------ DATA FOR THIS EXERCISE ------

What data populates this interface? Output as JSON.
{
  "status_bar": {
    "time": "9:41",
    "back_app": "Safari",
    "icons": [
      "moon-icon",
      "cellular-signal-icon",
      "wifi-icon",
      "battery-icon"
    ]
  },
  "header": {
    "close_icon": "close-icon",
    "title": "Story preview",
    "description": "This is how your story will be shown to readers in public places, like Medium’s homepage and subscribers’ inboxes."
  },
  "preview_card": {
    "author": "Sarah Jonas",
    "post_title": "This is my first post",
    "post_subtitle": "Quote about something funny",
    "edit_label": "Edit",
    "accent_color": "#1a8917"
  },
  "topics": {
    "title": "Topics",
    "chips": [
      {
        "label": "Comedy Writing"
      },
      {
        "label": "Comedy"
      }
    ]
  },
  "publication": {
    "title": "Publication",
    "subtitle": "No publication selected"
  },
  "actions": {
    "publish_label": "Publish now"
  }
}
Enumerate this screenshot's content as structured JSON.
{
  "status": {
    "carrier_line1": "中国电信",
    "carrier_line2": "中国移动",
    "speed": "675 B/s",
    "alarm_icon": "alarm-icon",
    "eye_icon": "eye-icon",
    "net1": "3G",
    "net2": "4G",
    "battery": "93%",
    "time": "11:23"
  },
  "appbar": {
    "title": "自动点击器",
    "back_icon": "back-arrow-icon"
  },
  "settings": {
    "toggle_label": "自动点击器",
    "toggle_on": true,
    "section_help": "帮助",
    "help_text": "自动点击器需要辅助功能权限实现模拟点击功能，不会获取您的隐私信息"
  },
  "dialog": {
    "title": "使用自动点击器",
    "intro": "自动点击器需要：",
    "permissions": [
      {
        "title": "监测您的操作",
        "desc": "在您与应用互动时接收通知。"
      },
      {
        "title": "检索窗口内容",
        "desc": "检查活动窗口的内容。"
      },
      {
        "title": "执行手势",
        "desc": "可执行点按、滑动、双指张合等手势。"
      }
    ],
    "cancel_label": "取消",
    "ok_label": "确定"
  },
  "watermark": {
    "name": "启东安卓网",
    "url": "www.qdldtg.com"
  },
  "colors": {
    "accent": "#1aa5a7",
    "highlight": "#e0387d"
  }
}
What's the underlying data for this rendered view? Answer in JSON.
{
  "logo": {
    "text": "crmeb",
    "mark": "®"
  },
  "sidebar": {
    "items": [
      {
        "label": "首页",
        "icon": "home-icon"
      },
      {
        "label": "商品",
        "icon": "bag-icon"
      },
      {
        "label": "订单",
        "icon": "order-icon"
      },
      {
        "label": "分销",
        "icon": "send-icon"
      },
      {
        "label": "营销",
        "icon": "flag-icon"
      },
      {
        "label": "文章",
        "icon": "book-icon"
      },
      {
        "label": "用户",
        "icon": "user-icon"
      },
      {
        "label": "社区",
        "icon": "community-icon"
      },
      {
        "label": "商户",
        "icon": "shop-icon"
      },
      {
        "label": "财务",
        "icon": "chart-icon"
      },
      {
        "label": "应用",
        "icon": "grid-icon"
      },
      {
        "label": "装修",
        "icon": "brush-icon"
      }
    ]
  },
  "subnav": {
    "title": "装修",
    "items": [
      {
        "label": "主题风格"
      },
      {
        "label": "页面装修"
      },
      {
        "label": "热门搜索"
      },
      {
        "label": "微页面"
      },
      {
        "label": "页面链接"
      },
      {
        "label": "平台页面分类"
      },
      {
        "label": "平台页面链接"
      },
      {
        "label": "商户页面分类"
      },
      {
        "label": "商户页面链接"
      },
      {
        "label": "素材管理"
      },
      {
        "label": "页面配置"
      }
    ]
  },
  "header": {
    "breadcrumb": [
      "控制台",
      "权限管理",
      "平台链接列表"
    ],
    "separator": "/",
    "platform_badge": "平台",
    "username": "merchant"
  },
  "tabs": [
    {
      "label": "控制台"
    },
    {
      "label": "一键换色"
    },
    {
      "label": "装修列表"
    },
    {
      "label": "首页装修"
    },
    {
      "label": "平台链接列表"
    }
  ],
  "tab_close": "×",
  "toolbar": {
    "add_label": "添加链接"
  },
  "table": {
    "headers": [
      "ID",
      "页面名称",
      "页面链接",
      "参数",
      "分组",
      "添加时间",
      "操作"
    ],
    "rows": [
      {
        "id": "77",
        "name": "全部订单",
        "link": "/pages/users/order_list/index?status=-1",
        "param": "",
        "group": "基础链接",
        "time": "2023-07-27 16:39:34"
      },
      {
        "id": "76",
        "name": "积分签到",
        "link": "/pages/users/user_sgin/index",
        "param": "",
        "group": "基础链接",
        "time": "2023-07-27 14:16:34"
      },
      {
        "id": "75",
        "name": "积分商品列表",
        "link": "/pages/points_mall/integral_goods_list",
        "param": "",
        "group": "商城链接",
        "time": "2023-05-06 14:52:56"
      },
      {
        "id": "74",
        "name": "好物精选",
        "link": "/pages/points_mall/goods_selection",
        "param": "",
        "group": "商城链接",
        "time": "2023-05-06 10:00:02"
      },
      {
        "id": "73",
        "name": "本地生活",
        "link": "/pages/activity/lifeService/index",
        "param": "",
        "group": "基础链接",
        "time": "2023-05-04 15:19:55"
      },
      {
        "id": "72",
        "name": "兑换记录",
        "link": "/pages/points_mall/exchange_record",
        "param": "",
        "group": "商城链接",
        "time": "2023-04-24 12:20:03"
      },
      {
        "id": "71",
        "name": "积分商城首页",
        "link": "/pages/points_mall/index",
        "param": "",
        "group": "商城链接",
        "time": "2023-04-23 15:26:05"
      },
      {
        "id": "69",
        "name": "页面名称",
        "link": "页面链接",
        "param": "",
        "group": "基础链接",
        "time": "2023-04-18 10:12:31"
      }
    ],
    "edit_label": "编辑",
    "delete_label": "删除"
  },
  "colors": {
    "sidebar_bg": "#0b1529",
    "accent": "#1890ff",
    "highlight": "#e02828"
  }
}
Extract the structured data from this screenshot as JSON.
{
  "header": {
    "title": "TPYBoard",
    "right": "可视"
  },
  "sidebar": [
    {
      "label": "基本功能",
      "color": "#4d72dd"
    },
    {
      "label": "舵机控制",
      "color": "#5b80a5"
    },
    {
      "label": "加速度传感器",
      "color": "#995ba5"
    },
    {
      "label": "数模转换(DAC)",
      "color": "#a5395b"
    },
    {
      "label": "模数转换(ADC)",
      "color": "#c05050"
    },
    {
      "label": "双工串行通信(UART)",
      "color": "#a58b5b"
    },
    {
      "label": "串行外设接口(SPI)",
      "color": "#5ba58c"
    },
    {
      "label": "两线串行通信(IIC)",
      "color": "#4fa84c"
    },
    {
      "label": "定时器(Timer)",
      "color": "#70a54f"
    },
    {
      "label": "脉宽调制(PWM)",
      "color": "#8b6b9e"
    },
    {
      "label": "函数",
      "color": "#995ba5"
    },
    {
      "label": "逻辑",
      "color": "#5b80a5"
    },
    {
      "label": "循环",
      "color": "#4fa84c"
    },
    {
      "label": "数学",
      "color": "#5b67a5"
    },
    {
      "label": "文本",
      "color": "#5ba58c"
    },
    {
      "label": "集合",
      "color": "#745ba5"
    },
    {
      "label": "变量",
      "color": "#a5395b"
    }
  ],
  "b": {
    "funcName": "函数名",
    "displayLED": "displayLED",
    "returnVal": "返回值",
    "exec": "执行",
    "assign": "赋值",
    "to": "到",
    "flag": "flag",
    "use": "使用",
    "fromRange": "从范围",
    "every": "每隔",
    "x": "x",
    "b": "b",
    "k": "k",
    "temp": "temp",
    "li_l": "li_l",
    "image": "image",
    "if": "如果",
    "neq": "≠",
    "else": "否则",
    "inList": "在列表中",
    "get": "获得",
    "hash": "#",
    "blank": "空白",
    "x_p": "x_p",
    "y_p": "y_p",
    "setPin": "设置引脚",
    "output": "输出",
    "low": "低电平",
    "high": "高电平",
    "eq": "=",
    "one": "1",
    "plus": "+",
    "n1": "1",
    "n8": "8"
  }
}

------

Gather each line that holds "What".

WRITTEN SOLUTION:
What data populates this interface? Output as JSON.
What's the underlying data for this rendered view? Answer in JSON.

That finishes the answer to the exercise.